**TASK**
Return a copy of every line in the records that includes the word "формируется".

* * *

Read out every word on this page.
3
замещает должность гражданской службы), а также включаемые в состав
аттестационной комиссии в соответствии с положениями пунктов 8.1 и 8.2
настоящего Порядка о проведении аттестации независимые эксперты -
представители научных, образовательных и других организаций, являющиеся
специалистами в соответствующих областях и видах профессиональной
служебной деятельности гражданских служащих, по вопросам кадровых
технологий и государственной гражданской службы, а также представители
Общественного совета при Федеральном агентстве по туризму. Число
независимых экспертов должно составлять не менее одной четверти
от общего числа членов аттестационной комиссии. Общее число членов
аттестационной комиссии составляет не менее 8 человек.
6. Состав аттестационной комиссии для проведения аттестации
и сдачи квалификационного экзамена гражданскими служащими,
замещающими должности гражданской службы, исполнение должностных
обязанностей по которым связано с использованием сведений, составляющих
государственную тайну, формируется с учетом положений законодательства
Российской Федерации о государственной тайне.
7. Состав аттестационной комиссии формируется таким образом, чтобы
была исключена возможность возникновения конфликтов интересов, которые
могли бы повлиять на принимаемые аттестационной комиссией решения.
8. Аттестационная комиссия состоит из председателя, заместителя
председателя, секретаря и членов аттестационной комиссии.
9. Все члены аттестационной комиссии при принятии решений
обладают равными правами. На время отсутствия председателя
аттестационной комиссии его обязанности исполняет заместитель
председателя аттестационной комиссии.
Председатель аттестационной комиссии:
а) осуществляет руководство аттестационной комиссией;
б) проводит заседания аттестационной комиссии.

* * *

**IN RESPONSE**
государственную тайну, формируется с учетом положений законодательства
7. Состав аттестационной комиссии формируется таким образом, чтобы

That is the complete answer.